→ **Aim of the exercise**: From the listing below, return each line that includes "subtitle".

→ **The data**:

# # #

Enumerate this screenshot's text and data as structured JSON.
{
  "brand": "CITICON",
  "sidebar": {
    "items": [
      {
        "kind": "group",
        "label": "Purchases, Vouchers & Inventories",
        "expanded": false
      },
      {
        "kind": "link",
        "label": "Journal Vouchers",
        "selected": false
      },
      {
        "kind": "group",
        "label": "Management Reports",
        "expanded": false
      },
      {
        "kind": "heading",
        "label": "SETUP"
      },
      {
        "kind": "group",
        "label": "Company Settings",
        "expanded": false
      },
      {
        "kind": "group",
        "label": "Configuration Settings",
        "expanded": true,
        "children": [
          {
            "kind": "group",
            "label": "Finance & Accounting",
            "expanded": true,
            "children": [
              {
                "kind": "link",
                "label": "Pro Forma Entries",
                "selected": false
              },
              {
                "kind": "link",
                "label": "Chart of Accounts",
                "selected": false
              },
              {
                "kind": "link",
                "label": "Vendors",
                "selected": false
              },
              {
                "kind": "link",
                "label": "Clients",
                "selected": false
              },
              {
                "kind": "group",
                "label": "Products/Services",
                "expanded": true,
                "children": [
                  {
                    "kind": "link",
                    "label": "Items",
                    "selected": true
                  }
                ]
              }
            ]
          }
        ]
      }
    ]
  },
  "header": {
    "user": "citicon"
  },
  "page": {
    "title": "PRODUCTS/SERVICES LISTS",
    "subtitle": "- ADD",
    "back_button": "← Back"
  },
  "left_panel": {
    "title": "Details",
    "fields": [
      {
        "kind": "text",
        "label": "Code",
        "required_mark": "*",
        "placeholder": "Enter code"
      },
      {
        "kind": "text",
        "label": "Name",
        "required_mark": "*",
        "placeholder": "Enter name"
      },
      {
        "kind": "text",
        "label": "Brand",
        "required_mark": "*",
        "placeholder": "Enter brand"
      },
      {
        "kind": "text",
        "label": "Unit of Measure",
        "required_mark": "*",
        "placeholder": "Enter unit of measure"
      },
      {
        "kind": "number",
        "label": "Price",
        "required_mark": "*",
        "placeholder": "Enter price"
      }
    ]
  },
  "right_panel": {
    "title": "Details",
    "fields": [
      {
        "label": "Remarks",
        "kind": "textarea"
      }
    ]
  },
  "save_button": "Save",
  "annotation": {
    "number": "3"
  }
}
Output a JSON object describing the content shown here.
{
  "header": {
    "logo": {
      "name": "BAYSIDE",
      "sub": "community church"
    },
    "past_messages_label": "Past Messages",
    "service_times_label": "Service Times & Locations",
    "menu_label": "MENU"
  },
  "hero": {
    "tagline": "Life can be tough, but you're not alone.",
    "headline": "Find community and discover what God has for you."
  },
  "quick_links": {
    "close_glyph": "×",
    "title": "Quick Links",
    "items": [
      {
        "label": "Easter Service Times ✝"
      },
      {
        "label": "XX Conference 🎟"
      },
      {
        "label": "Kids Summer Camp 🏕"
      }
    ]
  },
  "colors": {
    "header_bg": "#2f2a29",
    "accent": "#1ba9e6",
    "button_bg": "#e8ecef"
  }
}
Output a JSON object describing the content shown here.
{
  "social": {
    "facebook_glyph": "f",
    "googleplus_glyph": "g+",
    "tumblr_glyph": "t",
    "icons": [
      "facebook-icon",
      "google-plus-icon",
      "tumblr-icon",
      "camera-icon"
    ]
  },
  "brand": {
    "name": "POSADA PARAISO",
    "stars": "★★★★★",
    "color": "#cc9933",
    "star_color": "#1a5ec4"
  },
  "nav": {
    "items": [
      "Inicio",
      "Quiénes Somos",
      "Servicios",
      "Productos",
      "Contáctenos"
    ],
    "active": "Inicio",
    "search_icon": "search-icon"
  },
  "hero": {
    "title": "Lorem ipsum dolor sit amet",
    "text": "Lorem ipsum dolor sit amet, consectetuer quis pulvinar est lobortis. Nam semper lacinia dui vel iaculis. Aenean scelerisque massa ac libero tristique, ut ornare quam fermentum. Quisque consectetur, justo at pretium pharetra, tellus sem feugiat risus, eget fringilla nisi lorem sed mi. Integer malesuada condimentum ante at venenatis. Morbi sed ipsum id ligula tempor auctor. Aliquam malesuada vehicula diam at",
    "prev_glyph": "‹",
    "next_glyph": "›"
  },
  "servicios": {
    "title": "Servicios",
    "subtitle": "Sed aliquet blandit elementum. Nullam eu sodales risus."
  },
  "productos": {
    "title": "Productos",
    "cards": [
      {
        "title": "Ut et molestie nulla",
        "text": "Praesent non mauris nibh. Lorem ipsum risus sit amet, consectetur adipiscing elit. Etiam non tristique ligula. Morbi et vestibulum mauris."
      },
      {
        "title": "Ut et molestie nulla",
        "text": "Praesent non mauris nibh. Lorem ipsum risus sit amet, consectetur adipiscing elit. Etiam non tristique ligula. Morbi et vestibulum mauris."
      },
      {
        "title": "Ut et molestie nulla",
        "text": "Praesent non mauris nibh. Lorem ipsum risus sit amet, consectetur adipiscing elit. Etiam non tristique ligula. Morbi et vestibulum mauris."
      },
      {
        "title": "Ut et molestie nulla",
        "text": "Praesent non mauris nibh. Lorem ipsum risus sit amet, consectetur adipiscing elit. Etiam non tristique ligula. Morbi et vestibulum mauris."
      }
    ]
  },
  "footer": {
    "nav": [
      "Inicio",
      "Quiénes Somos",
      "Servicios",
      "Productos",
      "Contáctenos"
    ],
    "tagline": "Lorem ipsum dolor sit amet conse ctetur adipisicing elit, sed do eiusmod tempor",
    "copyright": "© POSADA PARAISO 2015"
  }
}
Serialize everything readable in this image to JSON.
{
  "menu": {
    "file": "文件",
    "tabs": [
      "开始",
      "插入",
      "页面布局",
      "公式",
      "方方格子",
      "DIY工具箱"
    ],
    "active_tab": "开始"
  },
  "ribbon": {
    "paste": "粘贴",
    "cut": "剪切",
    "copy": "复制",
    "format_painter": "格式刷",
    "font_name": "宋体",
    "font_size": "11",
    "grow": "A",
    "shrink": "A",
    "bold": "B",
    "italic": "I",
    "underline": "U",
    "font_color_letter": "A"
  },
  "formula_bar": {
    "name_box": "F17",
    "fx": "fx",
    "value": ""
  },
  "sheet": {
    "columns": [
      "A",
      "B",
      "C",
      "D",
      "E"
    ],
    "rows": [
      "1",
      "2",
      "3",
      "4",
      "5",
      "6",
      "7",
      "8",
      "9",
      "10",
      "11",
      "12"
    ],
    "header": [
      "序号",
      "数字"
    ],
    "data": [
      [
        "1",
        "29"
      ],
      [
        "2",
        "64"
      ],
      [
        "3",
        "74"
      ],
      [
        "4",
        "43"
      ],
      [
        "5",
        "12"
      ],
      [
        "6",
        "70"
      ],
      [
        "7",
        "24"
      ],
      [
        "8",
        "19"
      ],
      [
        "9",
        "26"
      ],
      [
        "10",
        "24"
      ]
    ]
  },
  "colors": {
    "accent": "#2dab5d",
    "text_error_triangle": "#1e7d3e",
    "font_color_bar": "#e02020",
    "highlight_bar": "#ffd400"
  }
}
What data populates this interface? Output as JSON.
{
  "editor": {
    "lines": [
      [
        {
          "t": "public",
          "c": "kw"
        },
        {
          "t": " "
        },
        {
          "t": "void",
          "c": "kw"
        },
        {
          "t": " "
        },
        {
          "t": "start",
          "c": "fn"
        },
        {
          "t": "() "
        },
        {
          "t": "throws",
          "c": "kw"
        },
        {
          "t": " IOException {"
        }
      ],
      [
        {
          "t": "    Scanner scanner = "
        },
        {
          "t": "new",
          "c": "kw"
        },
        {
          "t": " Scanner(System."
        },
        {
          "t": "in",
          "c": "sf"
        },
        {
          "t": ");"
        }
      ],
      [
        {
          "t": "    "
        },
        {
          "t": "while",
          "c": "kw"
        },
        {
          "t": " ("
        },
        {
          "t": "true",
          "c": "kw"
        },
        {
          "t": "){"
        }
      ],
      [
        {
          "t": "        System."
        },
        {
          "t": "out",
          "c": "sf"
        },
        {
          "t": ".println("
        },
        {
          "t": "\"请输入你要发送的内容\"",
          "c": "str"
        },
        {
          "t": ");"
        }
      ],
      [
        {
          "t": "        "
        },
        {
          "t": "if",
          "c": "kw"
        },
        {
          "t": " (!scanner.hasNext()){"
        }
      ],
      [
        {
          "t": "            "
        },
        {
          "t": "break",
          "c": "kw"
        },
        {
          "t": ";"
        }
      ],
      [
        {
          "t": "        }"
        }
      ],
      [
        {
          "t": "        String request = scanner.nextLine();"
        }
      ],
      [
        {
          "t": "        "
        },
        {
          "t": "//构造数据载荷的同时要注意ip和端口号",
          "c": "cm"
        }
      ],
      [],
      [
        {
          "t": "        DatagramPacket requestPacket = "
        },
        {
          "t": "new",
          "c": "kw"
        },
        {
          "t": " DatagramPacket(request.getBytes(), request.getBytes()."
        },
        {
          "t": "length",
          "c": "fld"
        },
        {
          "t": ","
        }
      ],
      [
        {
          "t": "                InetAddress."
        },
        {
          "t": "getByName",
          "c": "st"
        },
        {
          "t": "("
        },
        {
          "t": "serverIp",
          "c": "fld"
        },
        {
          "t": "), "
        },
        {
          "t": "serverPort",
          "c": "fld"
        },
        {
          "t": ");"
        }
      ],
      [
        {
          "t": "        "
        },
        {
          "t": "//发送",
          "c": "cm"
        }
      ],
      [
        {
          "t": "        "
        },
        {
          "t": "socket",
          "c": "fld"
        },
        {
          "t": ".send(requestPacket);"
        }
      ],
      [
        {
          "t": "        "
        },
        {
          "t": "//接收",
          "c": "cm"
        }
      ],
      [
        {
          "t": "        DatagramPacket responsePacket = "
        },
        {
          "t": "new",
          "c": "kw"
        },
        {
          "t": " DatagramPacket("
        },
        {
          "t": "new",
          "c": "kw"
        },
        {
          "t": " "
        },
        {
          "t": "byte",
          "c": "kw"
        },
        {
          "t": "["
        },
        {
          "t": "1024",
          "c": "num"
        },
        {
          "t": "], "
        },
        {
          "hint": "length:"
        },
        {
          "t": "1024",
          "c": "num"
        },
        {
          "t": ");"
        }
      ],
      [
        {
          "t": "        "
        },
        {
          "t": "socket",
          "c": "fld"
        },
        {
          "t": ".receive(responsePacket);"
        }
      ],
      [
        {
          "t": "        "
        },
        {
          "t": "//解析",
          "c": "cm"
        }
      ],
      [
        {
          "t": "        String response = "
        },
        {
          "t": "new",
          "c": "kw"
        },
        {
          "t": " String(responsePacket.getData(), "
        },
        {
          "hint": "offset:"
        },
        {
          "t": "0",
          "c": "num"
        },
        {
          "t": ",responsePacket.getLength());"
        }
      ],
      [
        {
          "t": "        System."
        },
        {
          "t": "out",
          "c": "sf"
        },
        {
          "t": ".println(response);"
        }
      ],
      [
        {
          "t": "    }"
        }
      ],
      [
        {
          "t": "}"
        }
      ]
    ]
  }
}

# # #

→ **Exercise output**:
    "subtitle": "- ADD",
    "subtitle": "Sed aliquet blandit elementum. Nullam eu sodales risus."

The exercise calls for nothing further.